=== Data shown ===

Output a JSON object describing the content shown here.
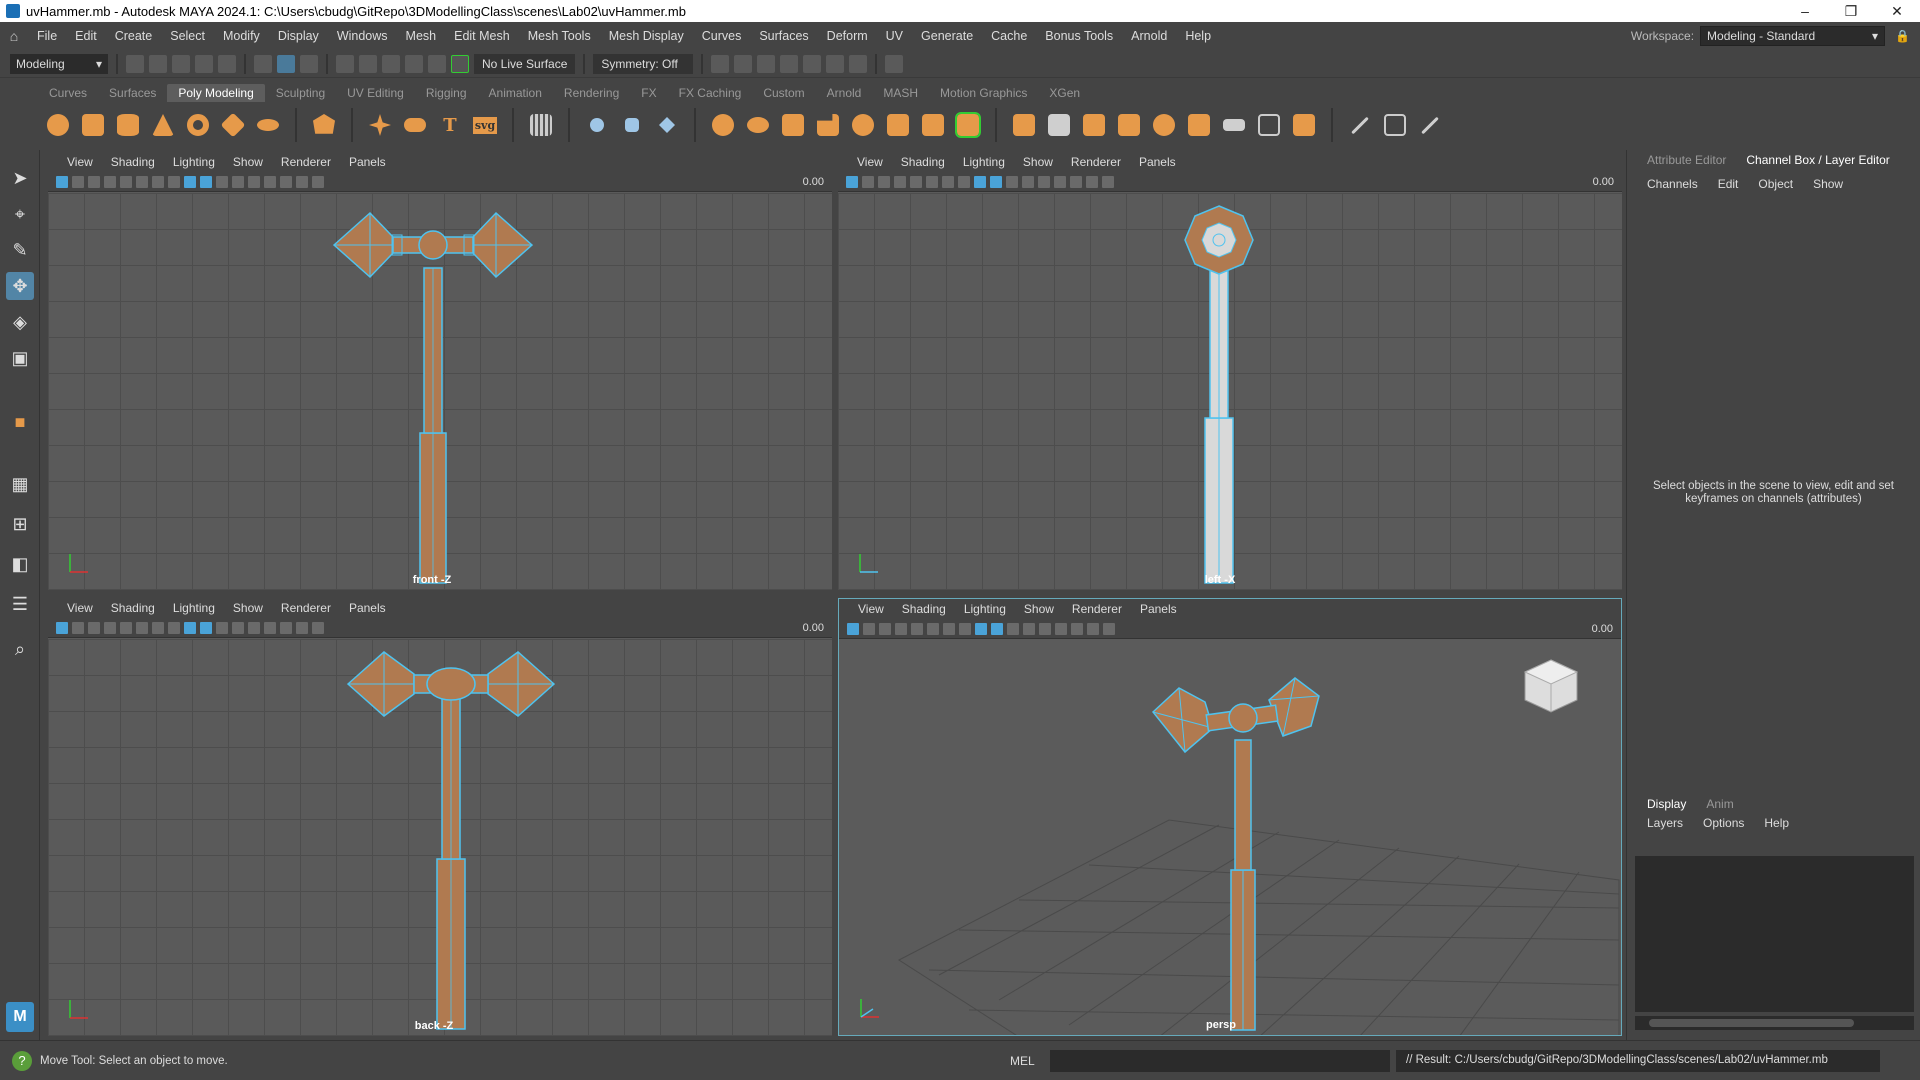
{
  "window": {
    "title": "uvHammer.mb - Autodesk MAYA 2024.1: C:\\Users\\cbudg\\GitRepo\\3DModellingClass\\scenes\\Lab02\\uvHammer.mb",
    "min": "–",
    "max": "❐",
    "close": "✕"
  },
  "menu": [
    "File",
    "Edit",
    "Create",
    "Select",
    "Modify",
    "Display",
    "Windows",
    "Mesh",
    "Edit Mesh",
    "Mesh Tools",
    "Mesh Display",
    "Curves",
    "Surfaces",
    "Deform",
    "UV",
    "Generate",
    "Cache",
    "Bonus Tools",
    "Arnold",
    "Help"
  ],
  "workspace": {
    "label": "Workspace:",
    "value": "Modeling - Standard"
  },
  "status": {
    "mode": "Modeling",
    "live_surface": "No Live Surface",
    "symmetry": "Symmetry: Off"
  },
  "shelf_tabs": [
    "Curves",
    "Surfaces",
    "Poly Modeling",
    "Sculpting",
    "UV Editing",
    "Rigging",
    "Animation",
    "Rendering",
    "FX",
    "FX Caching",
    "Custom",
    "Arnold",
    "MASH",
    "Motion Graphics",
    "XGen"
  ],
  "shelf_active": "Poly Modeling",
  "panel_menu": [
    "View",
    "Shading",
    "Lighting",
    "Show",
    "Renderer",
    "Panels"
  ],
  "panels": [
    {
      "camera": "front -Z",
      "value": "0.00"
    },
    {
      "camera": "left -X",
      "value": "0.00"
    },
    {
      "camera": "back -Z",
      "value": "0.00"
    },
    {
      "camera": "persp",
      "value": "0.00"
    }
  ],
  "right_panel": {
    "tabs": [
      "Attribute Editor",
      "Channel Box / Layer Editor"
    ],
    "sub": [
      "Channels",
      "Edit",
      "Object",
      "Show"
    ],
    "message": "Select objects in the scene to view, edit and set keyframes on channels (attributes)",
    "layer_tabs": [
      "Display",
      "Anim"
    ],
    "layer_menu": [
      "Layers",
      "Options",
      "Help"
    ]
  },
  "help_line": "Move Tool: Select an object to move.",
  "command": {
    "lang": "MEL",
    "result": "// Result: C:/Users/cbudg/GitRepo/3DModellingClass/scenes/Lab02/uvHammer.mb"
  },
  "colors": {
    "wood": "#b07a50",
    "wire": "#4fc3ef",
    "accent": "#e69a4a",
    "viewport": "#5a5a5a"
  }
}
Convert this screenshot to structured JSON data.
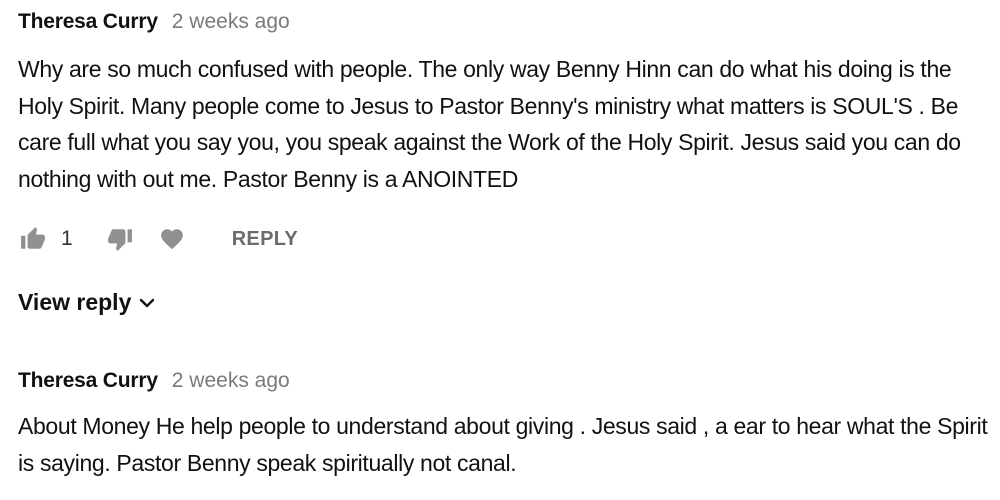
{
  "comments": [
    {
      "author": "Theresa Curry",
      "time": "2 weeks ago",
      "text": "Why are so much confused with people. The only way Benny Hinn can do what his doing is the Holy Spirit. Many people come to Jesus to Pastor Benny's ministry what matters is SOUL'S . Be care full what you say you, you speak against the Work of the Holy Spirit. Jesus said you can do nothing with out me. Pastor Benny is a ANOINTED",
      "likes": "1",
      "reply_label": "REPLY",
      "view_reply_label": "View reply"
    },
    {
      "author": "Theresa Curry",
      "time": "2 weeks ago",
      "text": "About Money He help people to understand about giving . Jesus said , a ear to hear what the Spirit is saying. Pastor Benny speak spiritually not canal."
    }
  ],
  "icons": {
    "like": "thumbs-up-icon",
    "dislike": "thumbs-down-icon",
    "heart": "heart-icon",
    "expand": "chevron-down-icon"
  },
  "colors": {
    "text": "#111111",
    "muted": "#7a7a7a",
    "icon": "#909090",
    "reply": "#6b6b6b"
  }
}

===

From the records given above, reproduce all text exactly and exclude each picture.

• **Response to this exercise**:
Output a JSON object describing the content shown here.
{
  "window": {
    "title": "uvHammer.mb - Autodesk MAYA 2024.1: C:\\Users\\cbudg\\GitRepo\\3DModellingClass\\scenes\\Lab02\\uvHammer.mb",
    "min": "–",
    "max": "❐",
    "close": "✕"
  },
  "menu": [
    "File",
    "Edit",
    "Create",
    "Select",
    "Modify",
    "Display",
    "Windows",
    "Mesh",
    "Edit Mesh",
    "Mesh Tools",
    "Mesh Display",
    "Curves",
    "Surfaces",
    "Deform",
    "UV",
    "Generate",
    "Cache",
    "Bonus Tools",
    "Arnold",
    "Help"
  ],
  "workspace": {
    "label": "Workspace:",
    "value": "Modeling - Standard"
  },
  "status": {
    "mode": "Modeling",
    "live_surface": "No Live Surface",
    "symmetry": "Symmetry: Off"
  },
  "shelf_tabs": [
    "Curves",
    "Surfaces",
    "Poly Modeling",
    "Sculpting",
    "UV Editing",
    "Rigging",
    "Animation",
    "Rendering",
    "FX",
    "FX Caching",
    "Custom",
    "Arnold",
    "MASH",
    "Motion Graphics",
    "XGen"
  ],
  "shelf_active": "Poly Modeling",
  "panel_menu": [
    "View",
    "Shading",
    "Lighting",
    "Show",
    "Renderer",
    "Panels"
  ],
  "panels": [
    {
      "camera": "front -Z",
      "value": "0.00"
    },
    {
      "camera": "left -X",
      "value": "0.00"
    },
    {
      "camera": "back -Z",
      "value": "0.00"
    },
    {
      "camera": "persp",
      "value": "0.00"
    }
  ],
  "right_panel": {
    "tabs": [
      "Attribute Editor",
      "Channel Box / Layer Editor"
    ],
    "sub": [
      "Channels",
      "Edit",
      "Object",
      "Show"
    ],
    "message": "Select objects in the scene to view, edit and set keyframes on channels (attributes)",
    "layer_tabs": [
      "Display",
      "Anim"
    ],
    "layer_menu": [
      "Layers",
      "Options",
      "Help"
    ]
  },
  "help_line": "Move Tool: Select an object to move.",
  "command": {
    "lang": "MEL",
    "result": "// Result: C:/Users/cbudg/GitRepo/3DModellingClass/scenes/Lab02/uvHammer.mb"
  },
  "colors": {
    "wood": "#b07a50",
    "wire": "#4fc3ef",
    "accent": "#e69a4a",
    "viewport": "#5a5a5a"
  }
}
Convert this screenshot to structured JSON data.
{
  "comments": [
    {
      "author": "Theresa Curry",
      "time": "2 weeks ago",
      "text": "Why are so much confused with people. The only way Benny Hinn can do what his doing is the Holy Spirit. Many people come to Jesus to Pastor Benny's ministry what matters is SOUL'S . Be care full what you say you, you speak against the Work of the Holy Spirit. Jesus said you can do nothing with out me. Pastor Benny is a ANOINTED",
      "likes": "1",
      "reply_label": "REPLY",
      "view_reply_label": "View reply"
    },
    {
      "author": "Theresa Curry",
      "time": "2 weeks ago",
      "text": "About Money He help people to understand about giving . Jesus said , a ear to hear what the Spirit is saying. Pastor Benny speak spiritually not canal."
    }
  ],
  "icons": {
    "like": "thumbs-up-icon",
    "dislike": "thumbs-down-icon",
    "heart": "heart-icon",
    "expand": "chevron-down-icon"
  },
  "colors": {
    "text": "#111111",
    "muted": "#7a7a7a",
    "icon": "#909090",
    "reply": "#6b6b6b"
  }
}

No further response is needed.